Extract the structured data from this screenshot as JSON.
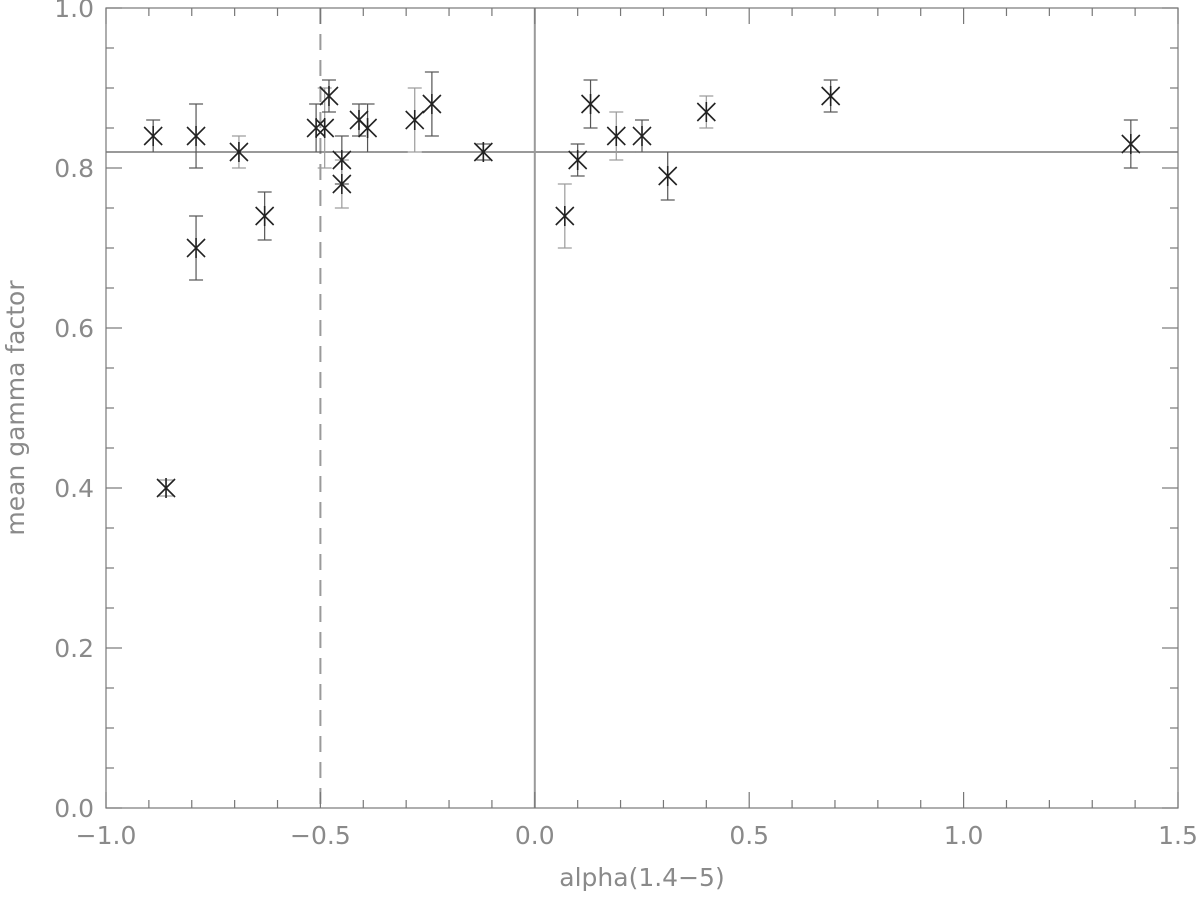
{
  "chart_data": {
    "type": "scatter",
    "title": "",
    "xlabel": "alpha(1.4−5)",
    "ylabel": "mean gamma factor",
    "xlim": [
      -1.0,
      1.5
    ],
    "ylim": [
      0.0,
      1.0
    ],
    "x_ticks": [
      -1.0,
      -0.5,
      0.0,
      0.5,
      1.0,
      1.5
    ],
    "x_tick_labels": [
      "−1.0",
      "−0.5",
      "0.0",
      "0.5",
      "1.0",
      "1.5"
    ],
    "y_ticks": [
      0.0,
      0.2,
      0.4,
      0.6,
      0.8,
      1.0
    ],
    "y_tick_labels": [
      "0.0",
      "0.2",
      "0.4",
      "0.6",
      "0.8",
      "1.0"
    ],
    "grid": false,
    "reference_lines": {
      "horizontal_y": 0.82,
      "vertical_solid_x": 0.0,
      "vertical_dashed_x": -0.5
    },
    "points": [
      {
        "x": -0.89,
        "y": 0.84,
        "err": 0.02
      },
      {
        "x": -0.86,
        "y": 0.4,
        "err": 0.01
      },
      {
        "x": -0.79,
        "y": 0.84,
        "err": 0.04
      },
      {
        "x": -0.79,
        "y": 0.7,
        "err": 0.04
      },
      {
        "x": -0.69,
        "y": 0.82,
        "err": 0.02
      },
      {
        "x": -0.63,
        "y": 0.74,
        "err": 0.03
      },
      {
        "x": -0.51,
        "y": 0.85,
        "err": 0.03
      },
      {
        "x": -0.49,
        "y": 0.85,
        "err": 0.05
      },
      {
        "x": -0.48,
        "y": 0.89,
        "err": 0.02
      },
      {
        "x": -0.45,
        "y": 0.81,
        "err": 0.03
      },
      {
        "x": -0.45,
        "y": 0.78,
        "err": 0.03
      },
      {
        "x": -0.41,
        "y": 0.86,
        "err": 0.02
      },
      {
        "x": -0.39,
        "y": 0.85,
        "err": 0.03
      },
      {
        "x": -0.28,
        "y": 0.86,
        "err": 0.04
      },
      {
        "x": -0.24,
        "y": 0.88,
        "err": 0.04
      },
      {
        "x": -0.12,
        "y": 0.82,
        "err": 0.01
      },
      {
        "x": 0.07,
        "y": 0.74,
        "err": 0.04
      },
      {
        "x": 0.1,
        "y": 0.81,
        "err": 0.02
      },
      {
        "x": 0.13,
        "y": 0.88,
        "err": 0.03
      },
      {
        "x": 0.19,
        "y": 0.84,
        "err": 0.03
      },
      {
        "x": 0.25,
        "y": 0.84,
        "err": 0.02
      },
      {
        "x": 0.31,
        "y": 0.79,
        "err": 0.03
      },
      {
        "x": 0.4,
        "y": 0.87,
        "err": 0.02
      },
      {
        "x": 0.69,
        "y": 0.89,
        "err": 0.02
      },
      {
        "x": 1.39,
        "y": 0.83,
        "err": 0.03
      }
    ]
  }
}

### TASK DESCRIPTION
Output each line exactly; omit every picture.

### SOLUTION TO THIS PROBLEM
Extract the structured data from this screenshot as JSON.
{
  "chart_data": {
    "type": "scatter",
    "title": "",
    "xlabel": "alpha(1.4−5)",
    "ylabel": "mean gamma factor",
    "xlim": [
      -1.0,
      1.5
    ],
    "ylim": [
      0.0,
      1.0
    ],
    "x_ticks": [
      -1.0,
      -0.5,
      0.0,
      0.5,
      1.0,
      1.5
    ],
    "x_tick_labels": [
      "−1.0",
      "−0.5",
      "0.0",
      "0.5",
      "1.0",
      "1.5"
    ],
    "y_ticks": [
      0.0,
      0.2,
      0.4,
      0.6,
      0.8,
      1.0
    ],
    "y_tick_labels": [
      "0.0",
      "0.2",
      "0.4",
      "0.6",
      "0.8",
      "1.0"
    ],
    "grid": false,
    "reference_lines": {
      "horizontal_y": 0.82,
      "vertical_solid_x": 0.0,
      "vertical_dashed_x": -0.5
    },
    "points": [
      {
        "x": -0.89,
        "y": 0.84,
        "err": 0.02
      },
      {
        "x": -0.86,
        "y": 0.4,
        "err": 0.01
      },
      {
        "x": -0.79,
        "y": 0.84,
        "err": 0.04
      },
      {
        "x": -0.79,
        "y": 0.7,
        "err": 0.04
      },
      {
        "x": -0.69,
        "y": 0.82,
        "err": 0.02
      },
      {
        "x": -0.63,
        "y": 0.74,
        "err": 0.03
      },
      {
        "x": -0.51,
        "y": 0.85,
        "err": 0.03
      },
      {
        "x": -0.49,
        "y": 0.85,
        "err": 0.05
      },
      {
        "x": -0.48,
        "y": 0.89,
        "err": 0.02
      },
      {
        "x": -0.45,
        "y": 0.81,
        "err": 0.03
      },
      {
        "x": -0.45,
        "y": 0.78,
        "err": 0.03
      },
      {
        "x": -0.41,
        "y": 0.86,
        "err": 0.02
      },
      {
        "x": -0.39,
        "y": 0.85,
        "err": 0.03
      },
      {
        "x": -0.28,
        "y": 0.86,
        "err": 0.04
      },
      {
        "x": -0.24,
        "y": 0.88,
        "err": 0.04
      },
      {
        "x": -0.12,
        "y": 0.82,
        "err": 0.01
      },
      {
        "x": 0.07,
        "y": 0.74,
        "err": 0.04
      },
      {
        "x": 0.1,
        "y": 0.81,
        "err": 0.02
      },
      {
        "x": 0.13,
        "y": 0.88,
        "err": 0.03
      },
      {
        "x": 0.19,
        "y": 0.84,
        "err": 0.03
      },
      {
        "x": 0.25,
        "y": 0.84,
        "err": 0.02
      },
      {
        "x": 0.31,
        "y": 0.79,
        "err": 0.03
      },
      {
        "x": 0.4,
        "y": 0.87,
        "err": 0.02
      },
      {
        "x": 0.69,
        "y": 0.89,
        "err": 0.02
      },
      {
        "x": 1.39,
        "y": 0.83,
        "err": 0.03
      }
    ]
  }
}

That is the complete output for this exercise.